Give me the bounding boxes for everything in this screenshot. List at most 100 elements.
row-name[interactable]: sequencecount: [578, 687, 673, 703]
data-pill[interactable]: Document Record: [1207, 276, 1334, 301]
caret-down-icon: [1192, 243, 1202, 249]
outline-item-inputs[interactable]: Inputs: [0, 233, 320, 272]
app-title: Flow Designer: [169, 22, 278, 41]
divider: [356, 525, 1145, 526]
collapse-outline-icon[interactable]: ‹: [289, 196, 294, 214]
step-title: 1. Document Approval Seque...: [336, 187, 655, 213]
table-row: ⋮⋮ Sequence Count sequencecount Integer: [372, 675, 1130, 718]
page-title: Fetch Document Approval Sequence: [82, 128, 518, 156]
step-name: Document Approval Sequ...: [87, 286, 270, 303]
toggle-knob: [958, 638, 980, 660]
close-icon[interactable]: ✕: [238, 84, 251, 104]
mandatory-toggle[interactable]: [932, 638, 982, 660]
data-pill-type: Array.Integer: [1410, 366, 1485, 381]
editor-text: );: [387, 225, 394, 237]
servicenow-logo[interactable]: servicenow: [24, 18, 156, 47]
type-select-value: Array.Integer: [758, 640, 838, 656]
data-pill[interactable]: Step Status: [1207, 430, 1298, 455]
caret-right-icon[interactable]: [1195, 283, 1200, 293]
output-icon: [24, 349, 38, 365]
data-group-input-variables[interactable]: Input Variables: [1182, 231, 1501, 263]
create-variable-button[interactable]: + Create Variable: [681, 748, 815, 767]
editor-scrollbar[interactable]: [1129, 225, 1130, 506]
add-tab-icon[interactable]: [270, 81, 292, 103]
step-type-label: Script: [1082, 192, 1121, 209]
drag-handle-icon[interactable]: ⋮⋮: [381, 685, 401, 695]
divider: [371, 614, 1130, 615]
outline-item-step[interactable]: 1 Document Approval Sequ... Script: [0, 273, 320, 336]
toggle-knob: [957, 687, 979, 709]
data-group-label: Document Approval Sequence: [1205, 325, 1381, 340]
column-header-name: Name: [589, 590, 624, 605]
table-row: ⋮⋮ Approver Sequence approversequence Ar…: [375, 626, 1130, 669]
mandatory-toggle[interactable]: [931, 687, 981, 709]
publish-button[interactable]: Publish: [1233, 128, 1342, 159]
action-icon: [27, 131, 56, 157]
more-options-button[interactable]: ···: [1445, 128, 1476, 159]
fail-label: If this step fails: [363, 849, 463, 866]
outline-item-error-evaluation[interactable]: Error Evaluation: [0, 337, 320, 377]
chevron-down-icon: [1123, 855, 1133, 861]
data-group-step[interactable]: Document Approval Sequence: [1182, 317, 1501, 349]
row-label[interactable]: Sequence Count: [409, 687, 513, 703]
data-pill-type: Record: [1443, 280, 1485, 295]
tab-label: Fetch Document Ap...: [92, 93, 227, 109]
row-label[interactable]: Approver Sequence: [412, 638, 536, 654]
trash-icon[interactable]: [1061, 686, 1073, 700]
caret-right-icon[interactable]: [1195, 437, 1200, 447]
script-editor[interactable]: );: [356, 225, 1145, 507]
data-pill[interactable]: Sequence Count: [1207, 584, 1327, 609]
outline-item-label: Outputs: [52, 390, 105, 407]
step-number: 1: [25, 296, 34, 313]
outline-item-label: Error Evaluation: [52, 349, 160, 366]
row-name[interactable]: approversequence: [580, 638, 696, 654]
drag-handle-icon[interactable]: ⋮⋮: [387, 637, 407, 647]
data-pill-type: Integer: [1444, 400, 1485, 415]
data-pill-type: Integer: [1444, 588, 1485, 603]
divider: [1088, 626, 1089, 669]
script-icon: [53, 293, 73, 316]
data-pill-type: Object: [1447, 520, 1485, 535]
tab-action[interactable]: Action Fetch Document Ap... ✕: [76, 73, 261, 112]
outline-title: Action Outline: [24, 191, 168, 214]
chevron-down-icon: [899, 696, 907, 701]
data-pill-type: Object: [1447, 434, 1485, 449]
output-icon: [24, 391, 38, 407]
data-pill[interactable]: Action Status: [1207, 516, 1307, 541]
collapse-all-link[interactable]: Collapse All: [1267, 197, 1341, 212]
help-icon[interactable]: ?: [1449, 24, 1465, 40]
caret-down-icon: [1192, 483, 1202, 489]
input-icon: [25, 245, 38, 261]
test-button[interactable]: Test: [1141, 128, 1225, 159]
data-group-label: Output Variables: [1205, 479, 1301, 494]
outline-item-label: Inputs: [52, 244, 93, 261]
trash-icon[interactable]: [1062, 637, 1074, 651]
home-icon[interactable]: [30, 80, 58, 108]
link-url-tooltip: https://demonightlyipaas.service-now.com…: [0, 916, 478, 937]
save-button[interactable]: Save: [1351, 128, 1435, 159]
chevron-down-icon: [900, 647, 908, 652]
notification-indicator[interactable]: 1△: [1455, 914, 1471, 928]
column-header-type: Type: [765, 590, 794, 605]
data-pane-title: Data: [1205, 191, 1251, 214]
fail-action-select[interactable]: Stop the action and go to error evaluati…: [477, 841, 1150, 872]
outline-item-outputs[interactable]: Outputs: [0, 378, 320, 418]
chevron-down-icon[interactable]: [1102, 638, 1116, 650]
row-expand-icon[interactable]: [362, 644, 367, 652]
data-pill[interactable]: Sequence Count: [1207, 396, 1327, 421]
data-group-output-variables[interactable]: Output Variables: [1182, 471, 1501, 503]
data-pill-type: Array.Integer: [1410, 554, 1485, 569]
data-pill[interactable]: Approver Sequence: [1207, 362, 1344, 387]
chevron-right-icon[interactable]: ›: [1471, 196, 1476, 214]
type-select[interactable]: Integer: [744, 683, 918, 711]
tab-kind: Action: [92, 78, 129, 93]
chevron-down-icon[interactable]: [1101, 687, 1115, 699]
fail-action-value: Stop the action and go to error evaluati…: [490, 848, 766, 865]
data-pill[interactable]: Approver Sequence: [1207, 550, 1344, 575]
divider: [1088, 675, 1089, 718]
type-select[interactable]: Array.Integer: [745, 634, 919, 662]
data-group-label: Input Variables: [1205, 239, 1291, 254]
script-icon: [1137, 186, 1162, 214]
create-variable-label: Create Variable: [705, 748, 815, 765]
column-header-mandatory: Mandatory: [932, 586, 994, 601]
^^^^^^^^^^^^^^^^
Rename "toggle-knob" to "switch-knob" in the lines from the first one through the line that contains "mandatory-toggle[interactable]: [932, 638, 982, 660]", and give those lines back with nothing else changed.

Give me the bounding boxes for everything in this screenshot. List at most 100 elements.
row-name[interactable]: sequencecount: [578, 687, 673, 703]
data-pill[interactable]: Document Record: [1207, 276, 1334, 301]
caret-down-icon: [1192, 243, 1202, 249]
outline-item-inputs[interactable]: Inputs: [0, 233, 320, 272]
app-title: Flow Designer: [169, 22, 278, 41]
divider: [356, 525, 1145, 526]
collapse-outline-icon[interactable]: ‹: [289, 196, 294, 214]
step-title: 1. Document Approval Seque...: [336, 187, 655, 213]
table-row: ⋮⋮ Sequence Count sequencecount Integer: [372, 675, 1130, 718]
page-title: Fetch Document Approval Sequence: [82, 128, 518, 156]
step-name: Document Approval Sequ...: [87, 286, 270, 303]
switch-knob: [958, 638, 980, 660]
close-icon[interactable]: ✕: [238, 84, 251, 104]
mandatory-toggle[interactable]: [932, 638, 982, 660]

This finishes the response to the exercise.